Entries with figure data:
------------------------

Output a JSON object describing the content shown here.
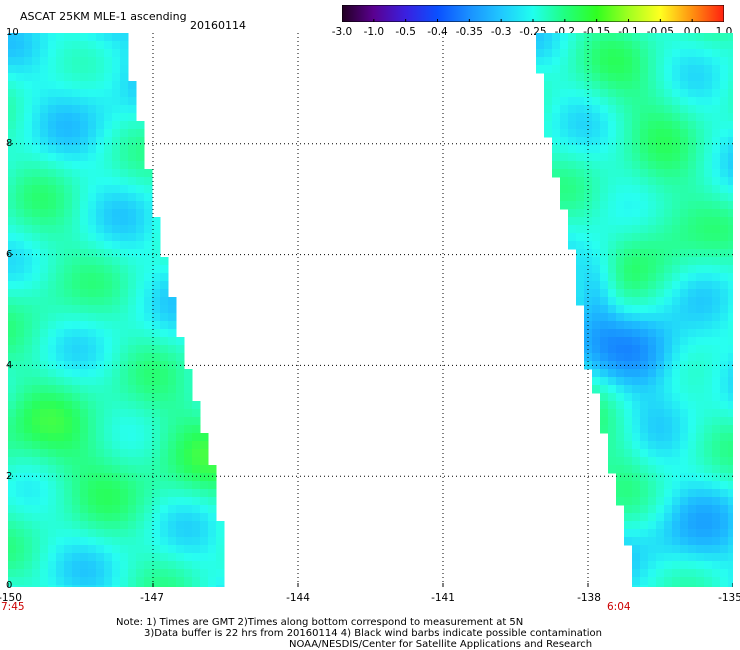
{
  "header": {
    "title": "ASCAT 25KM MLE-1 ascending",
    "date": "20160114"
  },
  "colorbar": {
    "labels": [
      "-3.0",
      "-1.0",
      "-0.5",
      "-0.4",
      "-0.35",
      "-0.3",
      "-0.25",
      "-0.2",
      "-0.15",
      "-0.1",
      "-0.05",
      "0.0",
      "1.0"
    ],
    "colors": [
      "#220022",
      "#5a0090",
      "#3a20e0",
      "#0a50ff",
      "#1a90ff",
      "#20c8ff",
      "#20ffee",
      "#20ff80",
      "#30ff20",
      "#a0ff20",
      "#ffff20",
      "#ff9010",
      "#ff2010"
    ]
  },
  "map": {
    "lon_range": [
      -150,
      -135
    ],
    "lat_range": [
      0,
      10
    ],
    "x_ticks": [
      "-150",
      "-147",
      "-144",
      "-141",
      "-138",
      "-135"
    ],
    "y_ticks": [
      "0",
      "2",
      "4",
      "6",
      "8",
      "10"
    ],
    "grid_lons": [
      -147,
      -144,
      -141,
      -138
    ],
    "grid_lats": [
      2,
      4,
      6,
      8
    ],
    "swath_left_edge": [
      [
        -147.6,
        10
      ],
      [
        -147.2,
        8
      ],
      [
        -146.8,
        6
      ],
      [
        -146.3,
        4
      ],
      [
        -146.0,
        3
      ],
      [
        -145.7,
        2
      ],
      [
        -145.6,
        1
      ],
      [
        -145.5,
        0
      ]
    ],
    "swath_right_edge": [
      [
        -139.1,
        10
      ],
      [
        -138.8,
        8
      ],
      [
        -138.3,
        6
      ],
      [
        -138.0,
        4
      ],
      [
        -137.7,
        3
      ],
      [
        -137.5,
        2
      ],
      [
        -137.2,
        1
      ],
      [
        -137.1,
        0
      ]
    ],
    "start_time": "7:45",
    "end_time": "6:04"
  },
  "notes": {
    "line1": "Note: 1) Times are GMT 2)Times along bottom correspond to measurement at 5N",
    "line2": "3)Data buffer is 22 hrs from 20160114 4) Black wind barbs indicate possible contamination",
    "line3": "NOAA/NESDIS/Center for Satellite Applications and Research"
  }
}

------------------------

Repeat the entries exactly. Pictures are excluded from the copy.

• _COMPLETED EXERCISE_
Output a JSON object describing the content shown here.
{
  "header": {
    "title": "ASCAT 25KM MLE-1 ascending",
    "date": "20160114"
  },
  "colorbar": {
    "labels": [
      "-3.0",
      "-1.0",
      "-0.5",
      "-0.4",
      "-0.35",
      "-0.3",
      "-0.25",
      "-0.2",
      "-0.15",
      "-0.1",
      "-0.05",
      "0.0",
      "1.0"
    ],
    "colors": [
      "#220022",
      "#5a0090",
      "#3a20e0",
      "#0a50ff",
      "#1a90ff",
      "#20c8ff",
      "#20ffee",
      "#20ff80",
      "#30ff20",
      "#a0ff20",
      "#ffff20",
      "#ff9010",
      "#ff2010"
    ]
  },
  "map": {
    "lon_range": [
      -150,
      -135
    ],
    "lat_range": [
      0,
      10
    ],
    "x_ticks": [
      "-150",
      "-147",
      "-144",
      "-141",
      "-138",
      "-135"
    ],
    "y_ticks": [
      "0",
      "2",
      "4",
      "6",
      "8",
      "10"
    ],
    "grid_lons": [
      -147,
      -144,
      -141,
      -138
    ],
    "grid_lats": [
      2,
      4,
      6,
      8
    ],
    "swath_left_edge": [
      [
        -147.6,
        10
      ],
      [
        -147.2,
        8
      ],
      [
        -146.8,
        6
      ],
      [
        -146.3,
        4
      ],
      [
        -146.0,
        3
      ],
      [
        -145.7,
        2
      ],
      [
        -145.6,
        1
      ],
      [
        -145.5,
        0
      ]
    ],
    "swath_right_edge": [
      [
        -139.1,
        10
      ],
      [
        -138.8,
        8
      ],
      [
        -138.3,
        6
      ],
      [
        -138.0,
        4
      ],
      [
        -137.7,
        3
      ],
      [
        -137.5,
        2
      ],
      [
        -137.2,
        1
      ],
      [
        -137.1,
        0
      ]
    ],
    "start_time": "7:45",
    "end_time": "6:04"
  },
  "notes": {
    "line1": "Note: 1) Times are GMT 2)Times along bottom correspond to measurement at 5N",
    "line2": "3)Data buffer is 22 hrs from 20160114 4) Black wind barbs indicate possible contamination",
    "line3": "NOAA/NESDIS/Center for Satellite Applications and Research"
  }
}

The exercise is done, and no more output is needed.